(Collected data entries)
◆ ◆ ◆ ◆
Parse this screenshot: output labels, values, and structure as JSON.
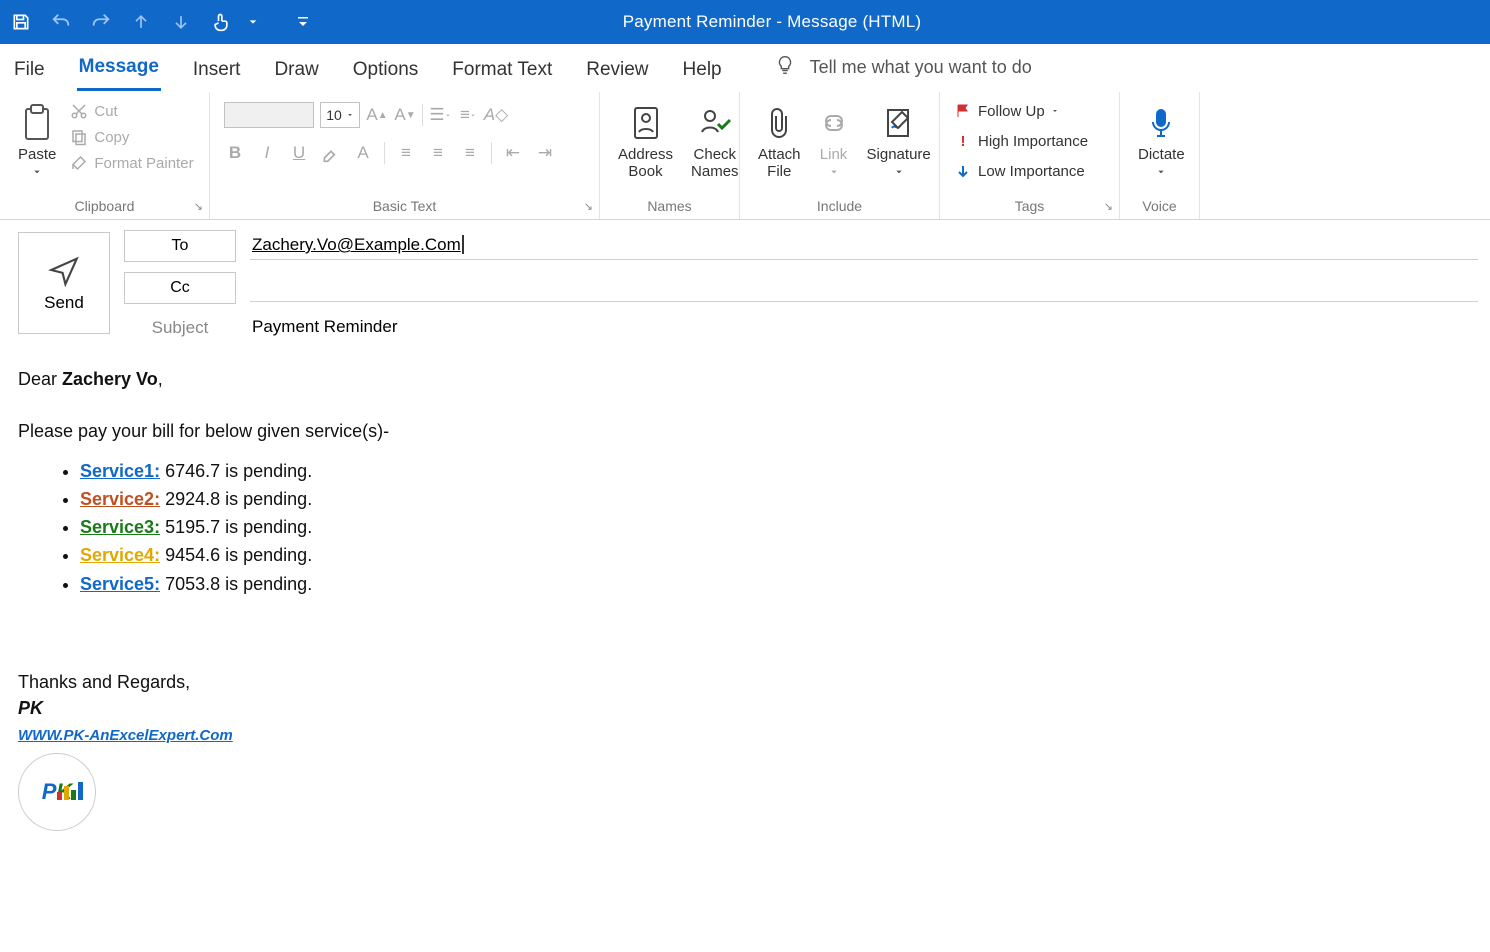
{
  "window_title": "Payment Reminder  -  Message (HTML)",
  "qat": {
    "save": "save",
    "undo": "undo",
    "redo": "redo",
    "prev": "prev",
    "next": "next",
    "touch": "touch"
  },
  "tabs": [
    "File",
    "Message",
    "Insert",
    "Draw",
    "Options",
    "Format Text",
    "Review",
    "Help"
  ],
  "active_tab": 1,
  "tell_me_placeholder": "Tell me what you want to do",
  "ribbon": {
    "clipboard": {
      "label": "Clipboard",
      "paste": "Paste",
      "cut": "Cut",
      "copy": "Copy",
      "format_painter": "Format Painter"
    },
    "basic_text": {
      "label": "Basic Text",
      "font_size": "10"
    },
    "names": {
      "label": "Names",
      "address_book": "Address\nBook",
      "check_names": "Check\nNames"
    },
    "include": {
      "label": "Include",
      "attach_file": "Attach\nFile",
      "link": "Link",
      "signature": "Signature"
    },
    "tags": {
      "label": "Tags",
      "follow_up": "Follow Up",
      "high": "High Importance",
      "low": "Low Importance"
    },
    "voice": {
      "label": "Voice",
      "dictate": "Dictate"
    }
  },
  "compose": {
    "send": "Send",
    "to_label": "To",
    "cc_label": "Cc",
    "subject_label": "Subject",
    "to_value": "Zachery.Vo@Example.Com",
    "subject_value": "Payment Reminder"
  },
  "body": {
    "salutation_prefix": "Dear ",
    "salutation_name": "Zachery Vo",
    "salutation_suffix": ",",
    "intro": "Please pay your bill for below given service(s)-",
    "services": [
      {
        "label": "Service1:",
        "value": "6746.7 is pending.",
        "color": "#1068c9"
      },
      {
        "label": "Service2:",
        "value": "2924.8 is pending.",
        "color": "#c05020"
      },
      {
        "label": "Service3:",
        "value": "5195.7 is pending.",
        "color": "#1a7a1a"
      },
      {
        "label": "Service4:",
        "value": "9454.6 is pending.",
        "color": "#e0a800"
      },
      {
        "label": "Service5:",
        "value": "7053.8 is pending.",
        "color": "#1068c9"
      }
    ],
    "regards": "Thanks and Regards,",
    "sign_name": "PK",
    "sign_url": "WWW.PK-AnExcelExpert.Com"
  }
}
◆ ◆ ◆ ◆
*Exercise objective:* Leave the pictures out and output the rest of the listing exactly.

*Response to this exercise:*
Parse this screenshot: output labels, values, and structure as JSON.
{
  "window_title": "Payment Reminder  -  Message (HTML)",
  "qat": {
    "save": "save",
    "undo": "undo",
    "redo": "redo",
    "prev": "prev",
    "next": "next",
    "touch": "touch"
  },
  "tabs": [
    "File",
    "Message",
    "Insert",
    "Draw",
    "Options",
    "Format Text",
    "Review",
    "Help"
  ],
  "active_tab": 1,
  "tell_me_placeholder": "Tell me what you want to do",
  "ribbon": {
    "clipboard": {
      "label": "Clipboard",
      "paste": "Paste",
      "cut": "Cut",
      "copy": "Copy",
      "format_painter": "Format Painter"
    },
    "basic_text": {
      "label": "Basic Text",
      "font_size": "10"
    },
    "names": {
      "label": "Names",
      "address_book": "Address\nBook",
      "check_names": "Check\nNames"
    },
    "include": {
      "label": "Include",
      "attach_file": "Attach\nFile",
      "link": "Link",
      "signature": "Signature"
    },
    "tags": {
      "label": "Tags",
      "follow_up": "Follow Up",
      "high": "High Importance",
      "low": "Low Importance"
    },
    "voice": {
      "label": "Voice",
      "dictate": "Dictate"
    }
  },
  "compose": {
    "send": "Send",
    "to_label": "To",
    "cc_label": "Cc",
    "subject_label": "Subject",
    "to_value": "Zachery.Vo@Example.Com",
    "subject_value": "Payment Reminder"
  },
  "body": {
    "salutation_prefix": "Dear ",
    "salutation_name": "Zachery Vo",
    "salutation_suffix": ",",
    "intro": "Please pay your bill for below given service(s)-",
    "services": [
      {
        "label": "Service1:",
        "value": "6746.7 is pending.",
        "color": "#1068c9"
      },
      {
        "label": "Service2:",
        "value": "2924.8 is pending.",
        "color": "#c05020"
      },
      {
        "label": "Service3:",
        "value": "5195.7 is pending.",
        "color": "#1a7a1a"
      },
      {
        "label": "Service4:",
        "value": "9454.6 is pending.",
        "color": "#e0a800"
      },
      {
        "label": "Service5:",
        "value": "7053.8 is pending.",
        "color": "#1068c9"
      }
    ],
    "regards": "Thanks and Regards,",
    "sign_name": "PK",
    "sign_url": "WWW.PK-AnExcelExpert.Com"
  }
}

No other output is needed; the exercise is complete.